Work to complete »
Extract each line bearing the word "screenshot".

Extracted data entries:
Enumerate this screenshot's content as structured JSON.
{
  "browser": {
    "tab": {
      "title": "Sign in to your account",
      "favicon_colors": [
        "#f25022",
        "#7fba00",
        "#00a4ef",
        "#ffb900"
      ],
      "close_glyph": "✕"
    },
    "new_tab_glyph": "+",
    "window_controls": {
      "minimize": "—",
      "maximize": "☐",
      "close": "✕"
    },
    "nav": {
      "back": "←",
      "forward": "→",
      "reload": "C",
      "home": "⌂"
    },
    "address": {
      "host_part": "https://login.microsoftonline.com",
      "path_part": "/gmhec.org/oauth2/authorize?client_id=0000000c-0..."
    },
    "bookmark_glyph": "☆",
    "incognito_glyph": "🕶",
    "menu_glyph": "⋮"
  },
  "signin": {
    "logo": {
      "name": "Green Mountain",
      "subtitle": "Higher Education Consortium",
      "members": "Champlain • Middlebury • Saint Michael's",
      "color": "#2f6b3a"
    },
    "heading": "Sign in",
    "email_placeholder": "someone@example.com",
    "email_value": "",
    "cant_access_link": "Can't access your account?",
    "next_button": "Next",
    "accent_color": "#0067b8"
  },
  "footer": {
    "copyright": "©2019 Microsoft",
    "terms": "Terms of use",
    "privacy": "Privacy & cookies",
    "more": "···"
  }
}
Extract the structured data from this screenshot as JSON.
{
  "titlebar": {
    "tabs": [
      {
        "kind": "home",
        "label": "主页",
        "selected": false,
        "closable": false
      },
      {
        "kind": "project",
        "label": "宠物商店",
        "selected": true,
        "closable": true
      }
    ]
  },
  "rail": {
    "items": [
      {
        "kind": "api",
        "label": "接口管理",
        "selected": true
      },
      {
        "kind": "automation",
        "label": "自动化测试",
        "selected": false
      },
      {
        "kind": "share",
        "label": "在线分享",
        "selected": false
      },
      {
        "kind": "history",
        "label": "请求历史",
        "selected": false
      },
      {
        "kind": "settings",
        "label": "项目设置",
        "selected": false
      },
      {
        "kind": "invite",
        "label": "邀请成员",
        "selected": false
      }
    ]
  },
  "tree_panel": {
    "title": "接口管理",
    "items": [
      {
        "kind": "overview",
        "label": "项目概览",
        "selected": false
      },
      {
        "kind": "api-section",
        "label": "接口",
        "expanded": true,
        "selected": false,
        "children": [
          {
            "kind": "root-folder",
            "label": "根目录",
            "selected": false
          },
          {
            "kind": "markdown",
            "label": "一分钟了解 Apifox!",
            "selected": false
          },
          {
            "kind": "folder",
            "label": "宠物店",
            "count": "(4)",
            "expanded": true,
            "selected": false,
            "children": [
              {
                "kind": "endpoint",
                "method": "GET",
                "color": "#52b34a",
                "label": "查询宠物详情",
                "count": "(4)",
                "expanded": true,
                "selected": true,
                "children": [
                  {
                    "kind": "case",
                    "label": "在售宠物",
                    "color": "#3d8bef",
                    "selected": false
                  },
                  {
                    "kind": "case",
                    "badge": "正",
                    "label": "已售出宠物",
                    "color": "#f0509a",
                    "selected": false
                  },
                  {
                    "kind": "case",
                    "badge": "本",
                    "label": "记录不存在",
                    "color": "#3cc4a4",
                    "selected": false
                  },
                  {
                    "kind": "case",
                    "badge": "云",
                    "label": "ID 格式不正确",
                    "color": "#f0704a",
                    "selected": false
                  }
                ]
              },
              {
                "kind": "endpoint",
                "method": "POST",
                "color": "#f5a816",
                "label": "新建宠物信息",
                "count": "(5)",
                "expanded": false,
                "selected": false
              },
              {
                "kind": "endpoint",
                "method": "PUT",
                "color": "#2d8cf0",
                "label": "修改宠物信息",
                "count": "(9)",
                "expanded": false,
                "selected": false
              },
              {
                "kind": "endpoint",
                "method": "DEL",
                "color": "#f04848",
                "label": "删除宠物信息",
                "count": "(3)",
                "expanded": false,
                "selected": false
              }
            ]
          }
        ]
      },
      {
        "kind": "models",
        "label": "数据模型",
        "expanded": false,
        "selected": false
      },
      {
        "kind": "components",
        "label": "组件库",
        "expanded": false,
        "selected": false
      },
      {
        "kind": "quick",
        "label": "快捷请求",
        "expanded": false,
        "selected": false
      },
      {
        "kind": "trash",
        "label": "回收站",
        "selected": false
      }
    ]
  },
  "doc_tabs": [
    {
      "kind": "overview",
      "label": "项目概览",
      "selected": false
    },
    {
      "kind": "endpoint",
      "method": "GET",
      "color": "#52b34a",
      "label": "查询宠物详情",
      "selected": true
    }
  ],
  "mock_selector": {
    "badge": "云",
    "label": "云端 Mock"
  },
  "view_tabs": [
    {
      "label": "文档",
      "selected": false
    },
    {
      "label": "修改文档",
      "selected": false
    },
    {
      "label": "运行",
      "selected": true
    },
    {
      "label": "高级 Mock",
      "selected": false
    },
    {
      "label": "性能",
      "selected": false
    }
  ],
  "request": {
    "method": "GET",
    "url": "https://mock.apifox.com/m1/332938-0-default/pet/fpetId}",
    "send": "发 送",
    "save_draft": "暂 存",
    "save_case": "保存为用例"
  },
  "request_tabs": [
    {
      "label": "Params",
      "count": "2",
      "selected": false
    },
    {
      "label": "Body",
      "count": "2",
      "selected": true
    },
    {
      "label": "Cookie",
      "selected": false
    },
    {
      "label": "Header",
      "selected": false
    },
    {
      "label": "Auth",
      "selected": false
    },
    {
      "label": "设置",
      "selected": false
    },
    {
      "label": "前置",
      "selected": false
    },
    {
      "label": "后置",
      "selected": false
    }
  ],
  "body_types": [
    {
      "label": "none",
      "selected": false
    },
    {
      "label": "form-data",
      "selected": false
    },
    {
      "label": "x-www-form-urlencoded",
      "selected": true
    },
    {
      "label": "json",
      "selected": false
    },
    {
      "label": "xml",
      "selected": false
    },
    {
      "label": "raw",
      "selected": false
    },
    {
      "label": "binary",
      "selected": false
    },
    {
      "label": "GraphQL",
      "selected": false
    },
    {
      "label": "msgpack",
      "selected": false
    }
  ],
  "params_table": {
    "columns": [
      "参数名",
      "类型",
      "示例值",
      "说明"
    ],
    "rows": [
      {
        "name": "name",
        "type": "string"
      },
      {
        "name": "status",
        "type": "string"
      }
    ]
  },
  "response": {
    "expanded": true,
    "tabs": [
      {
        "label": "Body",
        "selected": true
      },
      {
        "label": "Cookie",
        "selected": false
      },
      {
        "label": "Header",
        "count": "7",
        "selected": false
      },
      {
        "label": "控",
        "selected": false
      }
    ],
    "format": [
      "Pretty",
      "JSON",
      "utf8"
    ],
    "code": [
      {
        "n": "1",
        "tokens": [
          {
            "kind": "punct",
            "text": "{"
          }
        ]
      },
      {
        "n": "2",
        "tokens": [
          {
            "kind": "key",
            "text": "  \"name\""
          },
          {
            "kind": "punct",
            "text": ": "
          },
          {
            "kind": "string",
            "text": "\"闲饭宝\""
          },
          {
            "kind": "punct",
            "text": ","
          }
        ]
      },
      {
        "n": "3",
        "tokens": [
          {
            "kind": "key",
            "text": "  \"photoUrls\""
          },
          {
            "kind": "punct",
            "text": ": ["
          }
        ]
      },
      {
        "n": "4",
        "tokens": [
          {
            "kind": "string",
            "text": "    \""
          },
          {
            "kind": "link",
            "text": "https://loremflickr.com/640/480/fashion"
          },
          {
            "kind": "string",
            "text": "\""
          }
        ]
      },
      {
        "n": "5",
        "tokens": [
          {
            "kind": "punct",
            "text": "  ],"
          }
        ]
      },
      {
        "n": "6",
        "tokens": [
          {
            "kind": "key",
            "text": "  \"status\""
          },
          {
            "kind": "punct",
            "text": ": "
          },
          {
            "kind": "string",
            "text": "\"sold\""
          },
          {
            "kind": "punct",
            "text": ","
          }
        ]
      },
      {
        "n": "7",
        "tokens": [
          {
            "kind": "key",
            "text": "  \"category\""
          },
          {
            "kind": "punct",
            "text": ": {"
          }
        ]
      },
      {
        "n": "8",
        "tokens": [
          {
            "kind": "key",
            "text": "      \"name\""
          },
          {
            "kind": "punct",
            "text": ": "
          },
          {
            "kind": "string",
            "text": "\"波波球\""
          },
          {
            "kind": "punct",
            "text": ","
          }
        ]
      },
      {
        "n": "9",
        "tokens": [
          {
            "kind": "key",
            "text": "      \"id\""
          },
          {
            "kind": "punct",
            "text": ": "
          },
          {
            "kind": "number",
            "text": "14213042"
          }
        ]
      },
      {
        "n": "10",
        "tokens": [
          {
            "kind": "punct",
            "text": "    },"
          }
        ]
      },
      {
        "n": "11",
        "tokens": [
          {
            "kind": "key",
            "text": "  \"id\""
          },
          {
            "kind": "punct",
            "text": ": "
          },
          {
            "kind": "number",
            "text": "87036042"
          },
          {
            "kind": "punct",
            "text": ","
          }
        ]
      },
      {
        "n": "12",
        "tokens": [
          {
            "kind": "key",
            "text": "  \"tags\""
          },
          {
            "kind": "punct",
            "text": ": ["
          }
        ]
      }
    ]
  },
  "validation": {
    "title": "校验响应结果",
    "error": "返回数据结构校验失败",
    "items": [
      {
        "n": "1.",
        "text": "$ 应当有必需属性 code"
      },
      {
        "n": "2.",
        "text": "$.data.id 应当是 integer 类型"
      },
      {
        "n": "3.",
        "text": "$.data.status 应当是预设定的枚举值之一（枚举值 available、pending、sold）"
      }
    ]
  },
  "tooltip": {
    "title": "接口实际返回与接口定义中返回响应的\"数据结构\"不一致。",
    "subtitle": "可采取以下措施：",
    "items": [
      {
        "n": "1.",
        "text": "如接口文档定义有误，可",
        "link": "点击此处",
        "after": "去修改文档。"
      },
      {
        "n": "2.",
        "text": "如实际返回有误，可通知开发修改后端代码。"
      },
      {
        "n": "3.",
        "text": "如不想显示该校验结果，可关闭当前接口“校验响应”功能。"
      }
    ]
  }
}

Correct answer »
Enumerate this screenshot's content as structured JSON.
Extract the structured data from this screenshot as JSON.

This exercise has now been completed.